Written request: Output the material word for word. Leave each picture out.

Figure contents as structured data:
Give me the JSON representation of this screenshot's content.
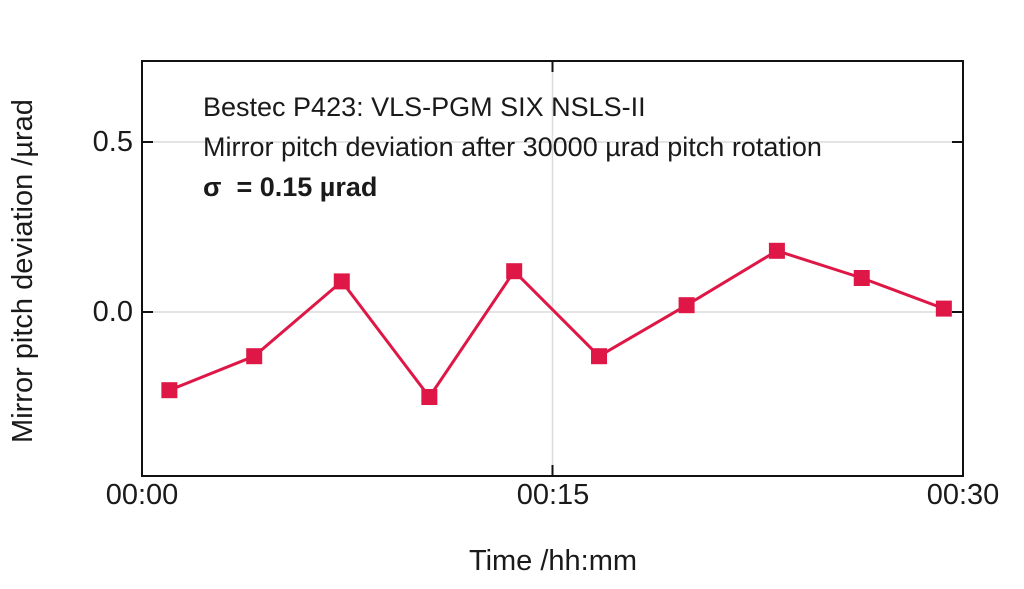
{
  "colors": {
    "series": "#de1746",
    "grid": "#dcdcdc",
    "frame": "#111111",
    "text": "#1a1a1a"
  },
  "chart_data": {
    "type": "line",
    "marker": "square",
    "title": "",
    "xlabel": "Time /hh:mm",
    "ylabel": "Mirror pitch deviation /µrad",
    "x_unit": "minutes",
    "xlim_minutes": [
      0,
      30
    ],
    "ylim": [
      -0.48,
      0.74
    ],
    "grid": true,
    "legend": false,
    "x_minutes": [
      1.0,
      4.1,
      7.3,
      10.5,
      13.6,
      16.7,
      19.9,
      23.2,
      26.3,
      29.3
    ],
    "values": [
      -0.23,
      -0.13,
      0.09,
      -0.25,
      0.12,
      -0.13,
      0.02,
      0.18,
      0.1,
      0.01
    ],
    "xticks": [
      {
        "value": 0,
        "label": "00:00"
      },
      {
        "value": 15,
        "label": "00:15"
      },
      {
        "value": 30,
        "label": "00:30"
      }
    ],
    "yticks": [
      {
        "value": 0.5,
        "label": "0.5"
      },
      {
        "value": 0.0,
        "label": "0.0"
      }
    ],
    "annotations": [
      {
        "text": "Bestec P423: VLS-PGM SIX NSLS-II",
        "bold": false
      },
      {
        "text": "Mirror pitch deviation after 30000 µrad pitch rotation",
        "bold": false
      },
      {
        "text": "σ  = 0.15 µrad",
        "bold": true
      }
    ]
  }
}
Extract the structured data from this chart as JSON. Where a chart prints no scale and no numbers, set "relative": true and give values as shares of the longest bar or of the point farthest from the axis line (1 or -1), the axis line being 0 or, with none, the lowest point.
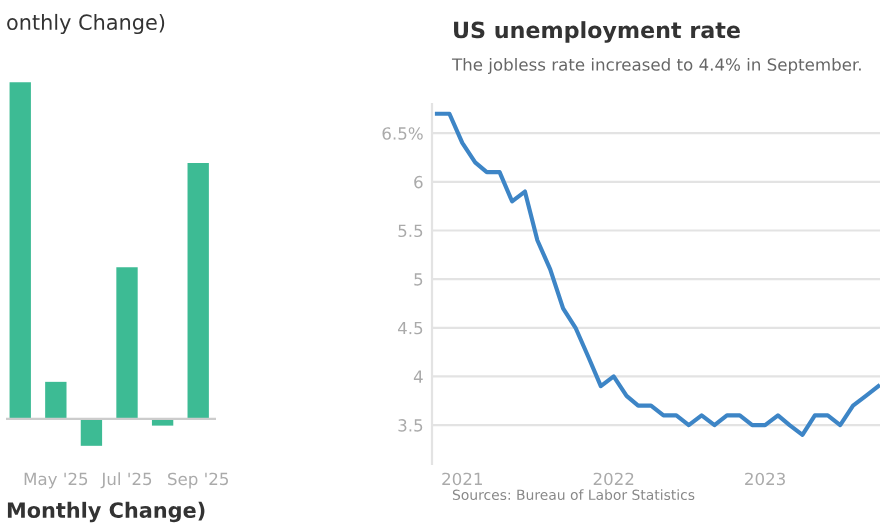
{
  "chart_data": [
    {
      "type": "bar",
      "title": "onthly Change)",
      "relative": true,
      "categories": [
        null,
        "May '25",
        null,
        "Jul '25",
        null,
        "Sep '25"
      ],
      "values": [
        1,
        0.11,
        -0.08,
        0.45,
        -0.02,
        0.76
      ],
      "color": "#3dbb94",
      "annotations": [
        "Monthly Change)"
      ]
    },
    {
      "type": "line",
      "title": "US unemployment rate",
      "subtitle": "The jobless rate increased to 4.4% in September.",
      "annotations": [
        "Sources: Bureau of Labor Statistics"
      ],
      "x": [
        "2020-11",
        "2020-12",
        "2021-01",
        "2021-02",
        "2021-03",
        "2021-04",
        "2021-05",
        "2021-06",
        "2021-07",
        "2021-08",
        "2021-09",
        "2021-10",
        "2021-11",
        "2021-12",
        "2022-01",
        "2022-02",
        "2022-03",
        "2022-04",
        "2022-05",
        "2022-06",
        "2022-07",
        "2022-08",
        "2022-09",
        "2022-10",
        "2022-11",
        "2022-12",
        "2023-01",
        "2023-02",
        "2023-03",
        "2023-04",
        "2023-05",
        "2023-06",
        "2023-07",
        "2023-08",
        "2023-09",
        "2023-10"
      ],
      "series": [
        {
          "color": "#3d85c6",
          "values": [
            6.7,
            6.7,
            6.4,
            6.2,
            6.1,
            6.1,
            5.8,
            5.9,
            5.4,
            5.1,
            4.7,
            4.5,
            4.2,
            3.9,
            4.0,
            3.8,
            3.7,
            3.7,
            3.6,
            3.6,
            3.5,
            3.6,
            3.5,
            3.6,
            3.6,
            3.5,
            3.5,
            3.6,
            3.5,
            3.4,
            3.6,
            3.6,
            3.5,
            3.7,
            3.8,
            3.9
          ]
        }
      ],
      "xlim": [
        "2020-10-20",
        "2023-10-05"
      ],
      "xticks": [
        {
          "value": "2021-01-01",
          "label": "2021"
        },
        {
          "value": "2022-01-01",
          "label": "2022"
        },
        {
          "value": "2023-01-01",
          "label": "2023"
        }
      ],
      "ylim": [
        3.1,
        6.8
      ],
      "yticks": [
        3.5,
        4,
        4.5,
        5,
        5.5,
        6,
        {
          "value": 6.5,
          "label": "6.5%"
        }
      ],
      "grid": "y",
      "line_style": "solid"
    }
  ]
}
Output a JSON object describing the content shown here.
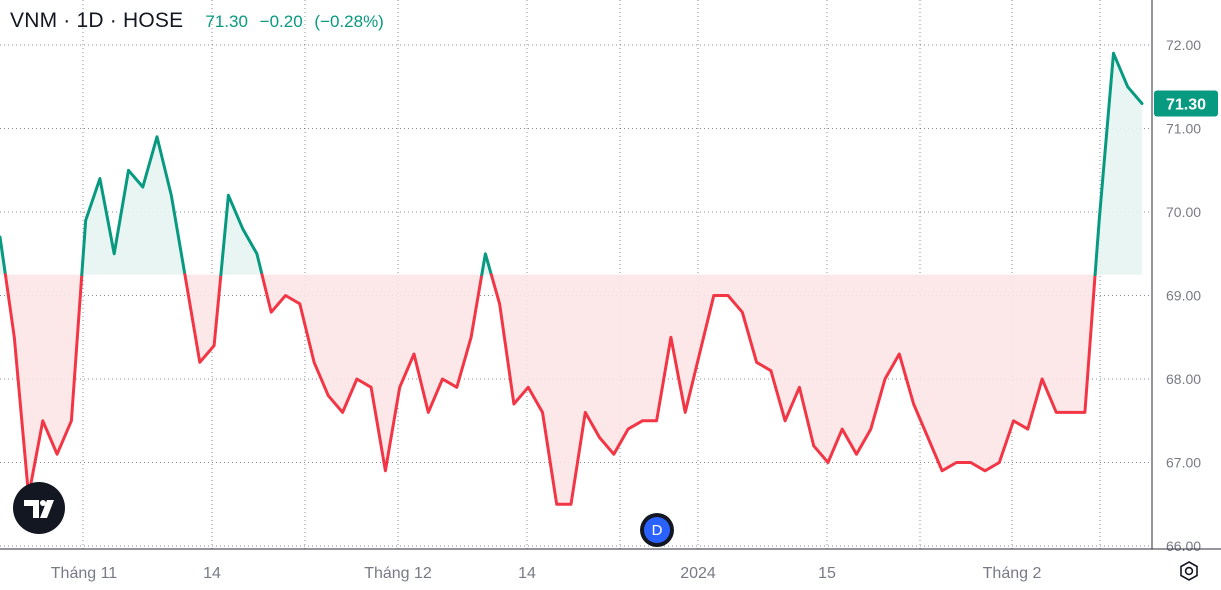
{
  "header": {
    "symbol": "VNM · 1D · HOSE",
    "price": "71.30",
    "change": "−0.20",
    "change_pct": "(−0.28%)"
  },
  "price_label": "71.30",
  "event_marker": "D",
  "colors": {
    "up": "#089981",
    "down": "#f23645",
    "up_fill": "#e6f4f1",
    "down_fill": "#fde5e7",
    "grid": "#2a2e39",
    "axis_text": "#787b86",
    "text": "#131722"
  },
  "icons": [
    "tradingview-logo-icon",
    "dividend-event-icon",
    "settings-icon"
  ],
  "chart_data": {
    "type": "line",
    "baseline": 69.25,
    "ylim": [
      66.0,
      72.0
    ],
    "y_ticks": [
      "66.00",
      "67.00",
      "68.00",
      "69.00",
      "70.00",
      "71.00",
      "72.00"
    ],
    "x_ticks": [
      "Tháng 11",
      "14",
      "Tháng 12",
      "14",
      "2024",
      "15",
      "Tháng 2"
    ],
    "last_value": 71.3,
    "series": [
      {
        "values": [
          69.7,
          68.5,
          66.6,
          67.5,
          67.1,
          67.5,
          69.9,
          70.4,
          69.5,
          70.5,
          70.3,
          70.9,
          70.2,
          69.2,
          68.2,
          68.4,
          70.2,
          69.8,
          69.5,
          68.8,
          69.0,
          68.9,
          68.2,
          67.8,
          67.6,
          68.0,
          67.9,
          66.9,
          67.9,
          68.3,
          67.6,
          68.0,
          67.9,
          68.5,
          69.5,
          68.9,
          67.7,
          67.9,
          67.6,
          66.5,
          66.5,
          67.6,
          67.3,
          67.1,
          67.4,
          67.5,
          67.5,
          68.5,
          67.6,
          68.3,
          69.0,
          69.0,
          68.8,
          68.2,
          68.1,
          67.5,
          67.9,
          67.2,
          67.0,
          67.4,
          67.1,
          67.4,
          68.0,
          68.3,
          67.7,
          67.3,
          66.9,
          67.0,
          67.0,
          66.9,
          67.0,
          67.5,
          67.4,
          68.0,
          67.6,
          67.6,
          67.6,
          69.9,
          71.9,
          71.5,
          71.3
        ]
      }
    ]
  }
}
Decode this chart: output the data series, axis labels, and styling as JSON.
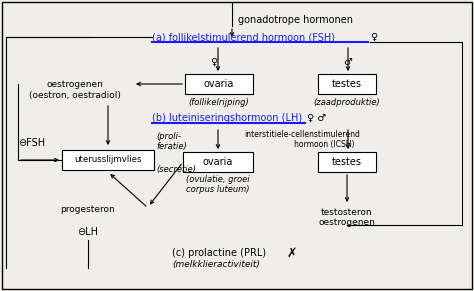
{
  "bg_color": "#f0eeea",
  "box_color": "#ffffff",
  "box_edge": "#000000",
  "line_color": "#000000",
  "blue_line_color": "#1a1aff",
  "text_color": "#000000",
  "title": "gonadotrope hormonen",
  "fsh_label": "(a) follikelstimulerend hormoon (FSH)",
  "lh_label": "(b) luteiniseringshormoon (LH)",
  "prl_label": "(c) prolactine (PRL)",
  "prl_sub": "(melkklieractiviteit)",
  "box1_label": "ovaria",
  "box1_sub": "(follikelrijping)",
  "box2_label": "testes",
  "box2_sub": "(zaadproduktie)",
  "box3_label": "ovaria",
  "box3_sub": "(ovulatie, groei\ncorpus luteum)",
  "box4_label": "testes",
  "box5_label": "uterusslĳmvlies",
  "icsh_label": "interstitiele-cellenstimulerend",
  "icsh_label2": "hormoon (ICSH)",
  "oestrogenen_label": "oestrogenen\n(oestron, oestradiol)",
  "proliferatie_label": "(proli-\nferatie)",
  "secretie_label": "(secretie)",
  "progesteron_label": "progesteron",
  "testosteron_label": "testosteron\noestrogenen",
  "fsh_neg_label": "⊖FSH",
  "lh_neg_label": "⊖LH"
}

Answer to this task:
Give me the JSON representation of this screenshot's content.
{
  "colors": {
    "series": "#de1746",
    "grid": "#dcdcdc",
    "frame": "#111111",
    "text": "#1a1a1a"
  },
  "chart_data": {
    "type": "line",
    "marker": "square",
    "title": "",
    "xlabel": "Time /hh:mm",
    "ylabel": "Mirror pitch deviation /µrad",
    "x_unit": "minutes",
    "xlim_minutes": [
      0,
      30
    ],
    "ylim": [
      -0.48,
      0.74
    ],
    "grid": true,
    "legend": false,
    "x_minutes": [
      1.0,
      4.1,
      7.3,
      10.5,
      13.6,
      16.7,
      19.9,
      23.2,
      26.3,
      29.3
    ],
    "values": [
      -0.23,
      -0.13,
      0.09,
      -0.25,
      0.12,
      -0.13,
      0.02,
      0.18,
      0.1,
      0.01
    ],
    "xticks": [
      {
        "value": 0,
        "label": "00:00"
      },
      {
        "value": 15,
        "label": "00:15"
      },
      {
        "value": 30,
        "label": "00:30"
      }
    ],
    "yticks": [
      {
        "value": 0.5,
        "label": "0.5"
      },
      {
        "value": 0.0,
        "label": "0.0"
      }
    ],
    "annotations": [
      {
        "text": "Bestec P423: VLS-PGM SIX NSLS-II",
        "bold": false
      },
      {
        "text": "Mirror pitch deviation after 30000 µrad pitch rotation",
        "bold": false
      },
      {
        "text": "σ  = 0.15 µrad",
        "bold": true
      }
    ]
  }
}
Extract the structured data from this chart as JSON. Where a chart prints no scale and no numbers, set "relative": true and give values as shares of the longest bar or of the point farthest from the axis line (1 or -1), the axis line being 0 or, with none, the lowest point.
{
  "chart_data": [
    {
      "type": "bar",
      "title": "onthly Change)",
      "relative": true,
      "categories": [
        null,
        "May '25",
        null,
        "Jul '25",
        null,
        "Sep '25"
      ],
      "values": [
        1,
        0.11,
        -0.08,
        0.45,
        -0.02,
        0.76
      ],
      "color": "#3dbb94",
      "annotations": [
        "Monthly Change)"
      ]
    },
    {
      "type": "line",
      "title": "US unemployment rate",
      "subtitle": "The jobless rate increased to 4.4% in September.",
      "annotations": [
        "Sources: Bureau of Labor Statistics"
      ],
      "x": [
        "2020-11",
        "2020-12",
        "2021-01",
        "2021-02",
        "2021-03",
        "2021-04",
        "2021-05",
        "2021-06",
        "2021-07",
        "2021-08",
        "2021-09",
        "2021-10",
        "2021-11",
        "2021-12",
        "2022-01",
        "2022-02",
        "2022-03",
        "2022-04",
        "2022-05",
        "2022-06",
        "2022-07",
        "2022-08",
        "2022-09",
        "2022-10",
        "2022-11",
        "2022-12",
        "2023-01",
        "2023-02",
        "2023-03",
        "2023-04",
        "2023-05",
        "2023-06",
        "2023-07",
        "2023-08",
        "2023-09",
        "2023-10"
      ],
      "series": [
        {
          "color": "#3d85c6",
          "values": [
            6.7,
            6.7,
            6.4,
            6.2,
            6.1,
            6.1,
            5.8,
            5.9,
            5.4,
            5.1,
            4.7,
            4.5,
            4.2,
            3.9,
            4.0,
            3.8,
            3.7,
            3.7,
            3.6,
            3.6,
            3.5,
            3.6,
            3.5,
            3.6,
            3.6,
            3.5,
            3.5,
            3.6,
            3.5,
            3.4,
            3.6,
            3.6,
            3.5,
            3.7,
            3.8,
            3.9
          ]
        }
      ],
      "xlim": [
        "2020-10-20",
        "2023-10-05"
      ],
      "xticks": [
        {
          "value": "2021-01-01",
          "label": "2021"
        },
        {
          "value": "2022-01-01",
          "label": "2022"
        },
        {
          "value": "2023-01-01",
          "label": "2023"
        }
      ],
      "ylim": [
        3.1,
        6.8
      ],
      "yticks": [
        3.5,
        4,
        4.5,
        5,
        5.5,
        6,
        {
          "value": 6.5,
          "label": "6.5%"
        }
      ],
      "grid": "y",
      "line_style": "solid"
    }
  ]
}
Output a JSON object describing the content shown here.
{
  "header": {
    "symbol": "VNM · 1D · HOSE",
    "price": "71.30",
    "change": "−0.20",
    "change_pct": "(−0.28%)"
  },
  "price_label": "71.30",
  "event_marker": "D",
  "colors": {
    "up": "#089981",
    "down": "#f23645",
    "up_fill": "#e6f4f1",
    "down_fill": "#fde5e7",
    "grid": "#2a2e39",
    "axis_text": "#787b86",
    "text": "#131722"
  },
  "icons": [
    "tradingview-logo-icon",
    "dividend-event-icon",
    "settings-icon"
  ],
  "chart_data": {
    "type": "line",
    "baseline": 69.25,
    "ylim": [
      66.0,
      72.0
    ],
    "y_ticks": [
      "66.00",
      "67.00",
      "68.00",
      "69.00",
      "70.00",
      "71.00",
      "72.00"
    ],
    "x_ticks": [
      "Tháng 11",
      "14",
      "Tháng 12",
      "14",
      "2024",
      "15",
      "Tháng 2"
    ],
    "last_value": 71.3,
    "series": [
      {
        "values": [
          69.7,
          68.5,
          66.6,
          67.5,
          67.1,
          67.5,
          69.9,
          70.4,
          69.5,
          70.5,
          70.3,
          70.9,
          70.2,
          69.2,
          68.2,
          68.4,
          70.2,
          69.8,
          69.5,
          68.8,
          69.0,
          68.9,
          68.2,
          67.8,
          67.6,
          68.0,
          67.9,
          66.9,
          67.9,
          68.3,
          67.6,
          68.0,
          67.9,
          68.5,
          69.5,
          68.9,
          67.7,
          67.9,
          67.6,
          66.5,
          66.5,
          67.6,
          67.3,
          67.1,
          67.4,
          67.5,
          67.5,
          68.5,
          67.6,
          68.3,
          69.0,
          69.0,
          68.8,
          68.2,
          68.1,
          67.5,
          67.9,
          67.2,
          67.0,
          67.4,
          67.1,
          67.4,
          68.0,
          68.3,
          67.7,
          67.3,
          66.9,
          67.0,
          67.0,
          66.9,
          67.0,
          67.5,
          67.4,
          68.0,
          67.6,
          67.6,
          67.6,
          69.9,
          71.9,
          71.5,
          71.3
        ]
      }
    ]
  }
}
Decode this chart: output the data series, axis labels, and styling as JSON.
{
  "bg_color": "#f0eeea",
  "box_color": "#ffffff",
  "box_edge": "#000000",
  "line_color": "#000000",
  "blue_line_color": "#1a1aff",
  "text_color": "#000000",
  "title": "gonadotrope hormonen",
  "fsh_label": "(a) follikelstimulerend hormoon (FSH)",
  "lh_label": "(b) luteiniseringshormoon (LH)",
  "prl_label": "(c) prolactine (PRL)",
  "prl_sub": "(melkklieractiviteit)",
  "box1_label": "ovaria",
  "box1_sub": "(follikelrijping)",
  "box2_label": "testes",
  "box2_sub": "(zaadproduktie)",
  "box3_label": "ovaria",
  "box3_sub": "(ovulatie, groei\ncorpus luteum)",
  "box4_label": "testes",
  "box5_label": "uterusslĳmvlies",
  "icsh_label": "interstitiele-cellenstimulerend",
  "icsh_label2": "hormoon (ICSH)",
  "oestrogenen_label": "oestrogenen\n(oestron, oestradiol)",
  "proliferatie_label": "(proli-\nferatie)",
  "secretie_label": "(secretie)",
  "progesteron_label": "progesteron",
  "testosteron_label": "testosteron\noestrogenen",
  "fsh_neg_label": "⊖FSH",
  "lh_neg_label": "⊖LH"
}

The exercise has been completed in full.